## Directions for this task
Each line that follows should be printed again exactly as it stands.

## Information given

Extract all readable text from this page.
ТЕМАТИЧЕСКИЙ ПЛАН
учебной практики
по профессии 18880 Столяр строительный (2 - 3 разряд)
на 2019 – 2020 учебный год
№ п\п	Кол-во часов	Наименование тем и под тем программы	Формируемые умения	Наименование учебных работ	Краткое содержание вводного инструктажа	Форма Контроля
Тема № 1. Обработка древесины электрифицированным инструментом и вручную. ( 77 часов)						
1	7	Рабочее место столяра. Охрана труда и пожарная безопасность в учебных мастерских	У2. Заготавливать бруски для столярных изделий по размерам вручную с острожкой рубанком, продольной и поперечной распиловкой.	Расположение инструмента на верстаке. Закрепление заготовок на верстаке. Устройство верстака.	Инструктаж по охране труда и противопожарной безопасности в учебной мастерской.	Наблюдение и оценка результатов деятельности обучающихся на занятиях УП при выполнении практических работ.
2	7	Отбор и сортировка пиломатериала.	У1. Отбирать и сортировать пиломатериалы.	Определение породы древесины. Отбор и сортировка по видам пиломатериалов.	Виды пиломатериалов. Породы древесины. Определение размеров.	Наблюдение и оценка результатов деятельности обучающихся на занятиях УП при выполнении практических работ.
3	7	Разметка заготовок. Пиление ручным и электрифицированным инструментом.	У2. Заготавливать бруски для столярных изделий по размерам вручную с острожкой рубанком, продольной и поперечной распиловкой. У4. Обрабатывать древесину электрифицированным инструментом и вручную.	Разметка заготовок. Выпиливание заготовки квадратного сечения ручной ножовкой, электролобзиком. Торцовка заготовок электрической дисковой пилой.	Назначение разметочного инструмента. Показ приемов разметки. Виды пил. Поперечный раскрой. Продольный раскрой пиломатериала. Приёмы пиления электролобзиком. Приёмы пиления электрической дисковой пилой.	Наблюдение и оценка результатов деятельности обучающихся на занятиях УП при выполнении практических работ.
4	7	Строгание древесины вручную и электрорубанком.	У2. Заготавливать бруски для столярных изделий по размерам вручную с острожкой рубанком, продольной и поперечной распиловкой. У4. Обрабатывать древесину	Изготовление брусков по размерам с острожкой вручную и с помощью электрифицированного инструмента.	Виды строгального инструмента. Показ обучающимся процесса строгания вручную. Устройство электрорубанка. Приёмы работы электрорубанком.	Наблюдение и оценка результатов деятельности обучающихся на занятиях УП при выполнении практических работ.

## Task solution
Extract all readable text from this page.
ТЕМАТИЧЕСКИЙ ПЛАН
учебной практики
по профессии 18880 Столяр строительный (2 - 3 разряд)
на 2019 – 2020 учебный год
№ п\п	Кол-во часов	Наименование тем и под тем программы	Формируемые умения	Наименование учебных работ	Краткое содержание вводного инструктажа	Форма Контроля
Тема № 1. Обработка древесины электрифицированным инструментом и вручную. ( 77 часов)						
1	7	Рабочее место столяра. Охрана труда и пожарная безопасность в учебных мастерских	У2. Заготавливать бруски для столярных изделий по размерам вручную с острожкой рубанком, продольной и поперечной распиловкой.	Расположение инструмента на верстаке. Закрепление заготовок на верстаке. Устройство верстака.	Инструктаж по охране труда и противопожарной безопасности в учебной мастерской.	Наблюдение и оценка результатов деятельности обучающихся на занятиях УП при выполнении практических работ.
2	7	Отбор и сортировка пиломатериала.	У1. Отбирать и сортировать пиломатериалы.	Определение породы древесины. Отбор и сортировка по видам пиломатериалов.	Виды пиломатериалов. Породы древесины. Определение размеров.	Наблюдение и оценка результатов деятельности обучающихся на занятиях УП при выполнении практических работ.
3	7	Разметка заготовок. Пиление ручным и электрифицированным инструментом.	У2. Заготавливать бруски для столярных изделий по размерам вручную с острожкой рубанком, продольной и поперечной распиловкой. У4. Обрабатывать древесину электрифицированным инструментом и вручную.	Разметка заготовок. Выпиливание заготовки квадратного сечения ручной ножовкой, электролобзиком. Торцовка заготовок электрической дисковой пилой.	Назначение разметочного инструмента. Показ приемов разметки. Виды пил. Поперечный раскрой. Продольный раскрой пиломатериала. Приёмы пиления электролобзиком. Приёмы пиления электрической дисковой пилой.	Наблюдение и оценка результатов деятельности обучающихся на занятиях УП при выполнении практических работ.
4	7	Строгание древесины вручную и электрорубанком.	У2. Заготавливать бруски для столярных изделий по размерам вручную с острожкой рубанком, продольной и поперечной распиловкой. У4. Обрабатывать древесину	Изготовление брусков по размерам с острожкой вручную и с помощью электрифицированного инструмента.	Виды строгального инструмента. Показ обучающимся процесса строгания вручную. Устройство электрорубанка. Приёмы работы электрорубанком.	Наблюдение и оценка результатов деятельности обучающихся на занятиях УП при выполнении практических работ.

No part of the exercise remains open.